### What you need to do
Without the pictures, return each record as it appears.

### Records shown
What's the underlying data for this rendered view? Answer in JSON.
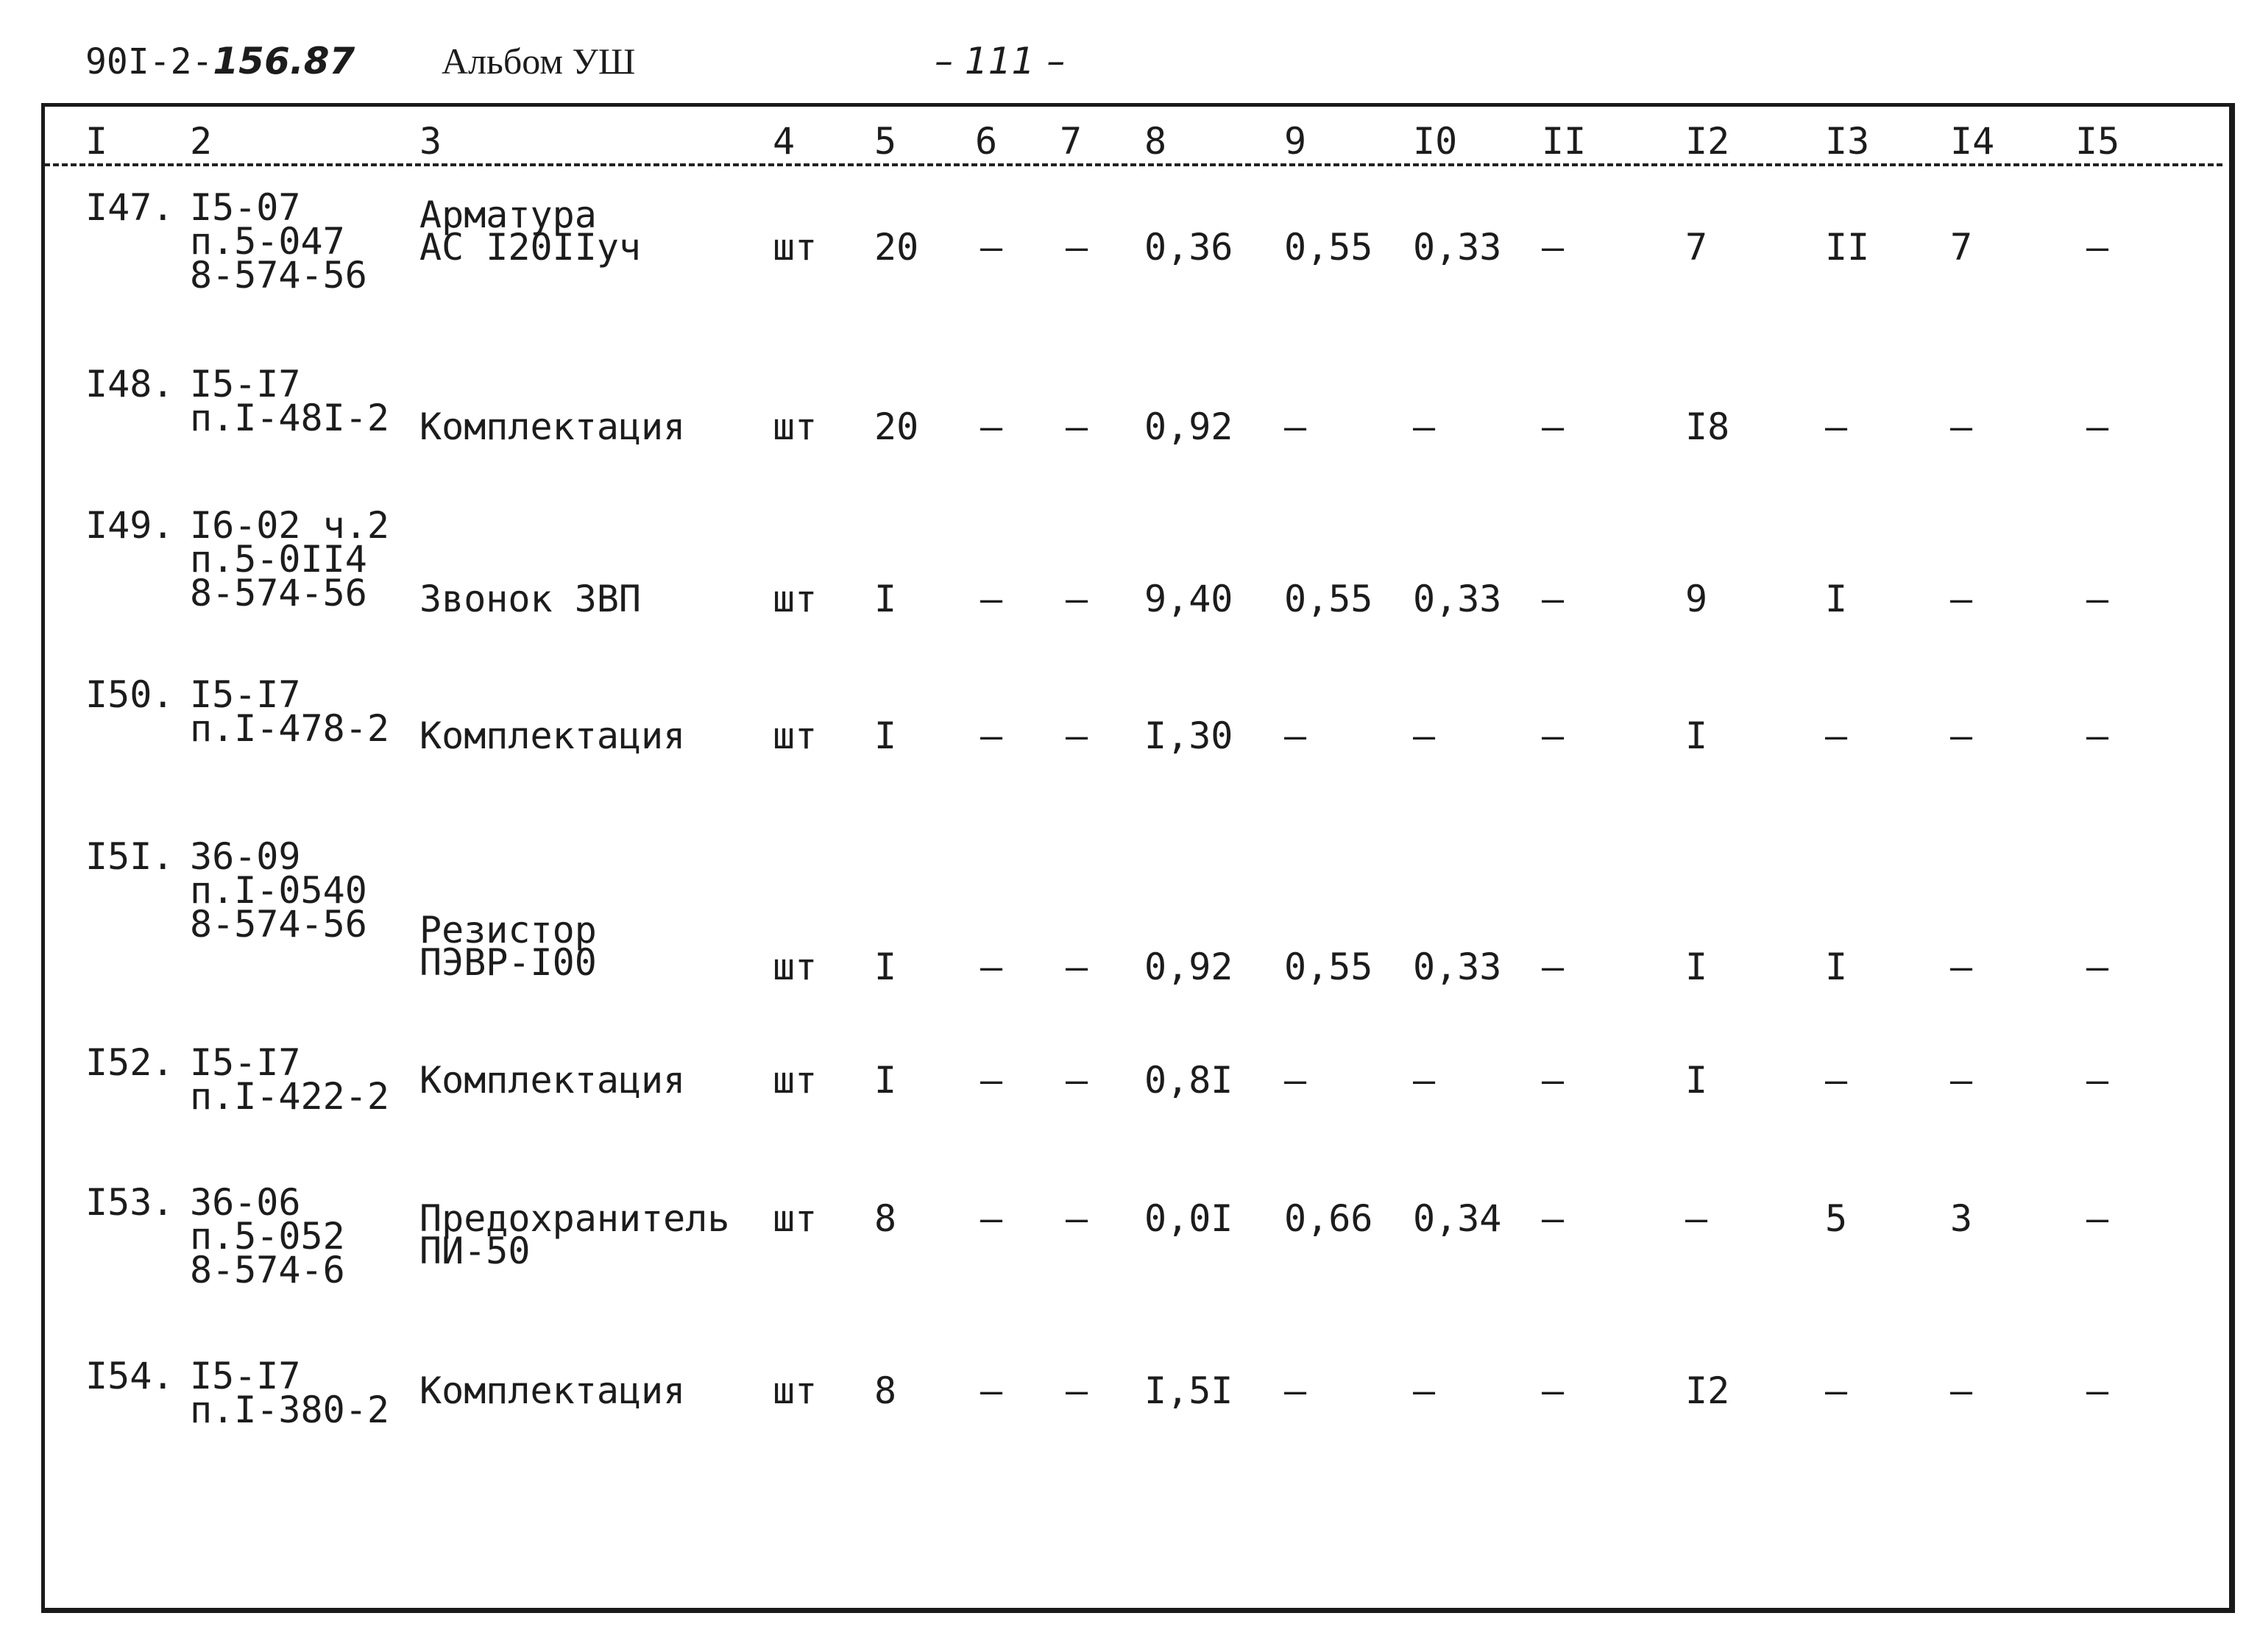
{
  "header": {
    "doc_code_prefix": "90I-2-",
    "doc_code_hand": "156.87",
    "album": "Альбом УШ",
    "page_number": "– 111 –"
  },
  "columns": [
    "I",
    "2",
    "3",
    "4",
    "5",
    "6",
    "7",
    "8",
    "9",
    "I0",
    "II",
    "I2",
    "I3",
    "I4",
    "I5"
  ],
  "rows": [
    {
      "num": "I47.",
      "ref": [
        "I5-07",
        "п.5-047",
        "8-574-56"
      ],
      "name": [
        "Арматура",
        "АС I20IIуч"
      ],
      "unit": "шт",
      "qty": "20",
      "c6": "–",
      "c7": "–",
      "c8": "0,36",
      "c9": "0,55",
      "c10": "0,33",
      "c11": "–",
      "c12": "7",
      "c13": "II",
      "c14": "7",
      "c15": "–"
    },
    {
      "num": "I48.",
      "ref": [
        "I5-I7",
        "п.I-48I-2"
      ],
      "name": [
        "Комплектация"
      ],
      "unit": "шт",
      "qty": "20",
      "c6": "–",
      "c7": "–",
      "c8": "0,92",
      "c9": "–",
      "c10": "–",
      "c11": "–",
      "c12": "I8",
      "c13": "–",
      "c14": "–",
      "c15": "–"
    },
    {
      "num": "I49.",
      "ref": [
        "I6-02 ч.2",
        "п.5-0II4",
        "8-574-56"
      ],
      "name": [
        "Звонок ЗВП"
      ],
      "unit": "шт",
      "qty": "I",
      "c6": "–",
      "c7": "–",
      "c8": "9,40",
      "c9": "0,55",
      "c10": "0,33",
      "c11": "–",
      "c12": "9",
      "c13": "I",
      "c14": "–",
      "c15": "–"
    },
    {
      "num": "I50.",
      "ref": [
        "I5-I7",
        "п.I-478-2"
      ],
      "name": [
        "Комплектация"
      ],
      "unit": "шт",
      "qty": "I",
      "c6": "–",
      "c7": "–",
      "c8": "I,30",
      "c9": "–",
      "c10": "–",
      "c11": "–",
      "c12": "I",
      "c13": "–",
      "c14": "–",
      "c15": "–"
    },
    {
      "num": "I5I.",
      "ref": [
        "36-09",
        "п.I-0540",
        "8-574-56"
      ],
      "name": [
        "Резистор",
        "ПЭВР-I00"
      ],
      "unit": "шт",
      "qty": "I",
      "c6": "–",
      "c7": "–",
      "c8": "0,92",
      "c9": "0,55",
      "c10": "0,33",
      "c11": "–",
      "c12": "I",
      "c13": "I",
      "c14": "–",
      "c15": "–"
    },
    {
      "num": "I52.",
      "ref": [
        "I5-I7",
        "п.I-422-2"
      ],
      "name": [
        "Комплектация"
      ],
      "unit": "шт",
      "qty": "I",
      "c6": "–",
      "c7": "–",
      "c8": "0,8I",
      "c9": "–",
      "c10": "–",
      "c11": "–",
      "c12": "I",
      "c13": "–",
      "c14": "–",
      "c15": "–"
    },
    {
      "num": "I53.",
      "ref": [
        "36-06",
        "п.5-052",
        "8-574-6"
      ],
      "name": [
        "Предохранитель",
        "ПИ-50"
      ],
      "unit": "шт",
      "qty": "8",
      "c6": "–",
      "c7": "–",
      "c8": "0,0I",
      "c9": "0,66",
      "c10": "0,34",
      "c11": "–",
      "c12": "–",
      "c13": "5",
      "c14": "3",
      "c15": "–"
    },
    {
      "num": "I54.",
      "ref": [
        "I5-I7",
        "п.I-380-2"
      ],
      "name": [
        "Комплектация"
      ],
      "unit": "шт",
      "qty": "8",
      "c6": "–",
      "c7": "–",
      "c8": "I,5I",
      "c9": "–",
      "c10": "–",
      "c11": "–",
      "c12": "I2",
      "c13": "–",
      "c14": "–",
      "c15": "–"
    }
  ]
}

### Problem solution
What's the underlying data for this rendered view? Answer in JSON.
{
  "header": {
    "doc_code_prefix": "90I-2-",
    "doc_code_hand": "156.87",
    "album": "Альбом УШ",
    "page_number": "– 111 –"
  },
  "columns": [
    "I",
    "2",
    "3",
    "4",
    "5",
    "6",
    "7",
    "8",
    "9",
    "I0",
    "II",
    "I2",
    "I3",
    "I4",
    "I5"
  ],
  "rows": [
    {
      "num": "I47.",
      "ref": [
        "I5-07",
        "п.5-047",
        "8-574-56"
      ],
      "name": [
        "Арматура",
        "АС I20IIуч"
      ],
      "unit": "шт",
      "qty": "20",
      "c6": "–",
      "c7": "–",
      "c8": "0,36",
      "c9": "0,55",
      "c10": "0,33",
      "c11": "–",
      "c12": "7",
      "c13": "II",
      "c14": "7",
      "c15": "–"
    },
    {
      "num": "I48.",
      "ref": [
        "I5-I7",
        "п.I-48I-2"
      ],
      "name": [
        "Комплектация"
      ],
      "unit": "шт",
      "qty": "20",
      "c6": "–",
      "c7": "–",
      "c8": "0,92",
      "c9": "–",
      "c10": "–",
      "c11": "–",
      "c12": "I8",
      "c13": "–",
      "c14": "–",
      "c15": "–"
    },
    {
      "num": "I49.",
      "ref": [
        "I6-02 ч.2",
        "п.5-0II4",
        "8-574-56"
      ],
      "name": [
        "Звонок ЗВП"
      ],
      "unit": "шт",
      "qty": "I",
      "c6": "–",
      "c7": "–",
      "c8": "9,40",
      "c9": "0,55",
      "c10": "0,33",
      "c11": "–",
      "c12": "9",
      "c13": "I",
      "c14": "–",
      "c15": "–"
    },
    {
      "num": "I50.",
      "ref": [
        "I5-I7",
        "п.I-478-2"
      ],
      "name": [
        "Комплектация"
      ],
      "unit": "шт",
      "qty": "I",
      "c6": "–",
      "c7": "–",
      "c8": "I,30",
      "c9": "–",
      "c10": "–",
      "c11": "–",
      "c12": "I",
      "c13": "–",
      "c14": "–",
      "c15": "–"
    },
    {
      "num": "I5I.",
      "ref": [
        "36-09",
        "п.I-0540",
        "8-574-56"
      ],
      "name": [
        "Резистор",
        "ПЭВР-I00"
      ],
      "unit": "шт",
      "qty": "I",
      "c6": "–",
      "c7": "–",
      "c8": "0,92",
      "c9": "0,55",
      "c10": "0,33",
      "c11": "–",
      "c12": "I",
      "c13": "I",
      "c14": "–",
      "c15": "–"
    },
    {
      "num": "I52.",
      "ref": [
        "I5-I7",
        "п.I-422-2"
      ],
      "name": [
        "Комплектация"
      ],
      "unit": "шт",
      "qty": "I",
      "c6": "–",
      "c7": "–",
      "c8": "0,8I",
      "c9": "–",
      "c10": "–",
      "c11": "–",
      "c12": "I",
      "c13": "–",
      "c14": "–",
      "c15": "–"
    },
    {
      "num": "I53.",
      "ref": [
        "36-06",
        "п.5-052",
        "8-574-6"
      ],
      "name": [
        "Предохранитель",
        "ПИ-50"
      ],
      "unit": "шт",
      "qty": "8",
      "c6": "–",
      "c7": "–",
      "c8": "0,0I",
      "c9": "0,66",
      "c10": "0,34",
      "c11": "–",
      "c12": "–",
      "c13": "5",
      "c14": "3",
      "c15": "–"
    },
    {
      "num": "I54.",
      "ref": [
        "I5-I7",
        "п.I-380-2"
      ],
      "name": [
        "Комплектация"
      ],
      "unit": "шт",
      "qty": "8",
      "c6": "–",
      "c7": "–",
      "c8": "I,5I",
      "c9": "–",
      "c10": "–",
      "c11": "–",
      "c12": "I2",
      "c13": "–",
      "c14": "–",
      "c15": "–"
    }
  ]
}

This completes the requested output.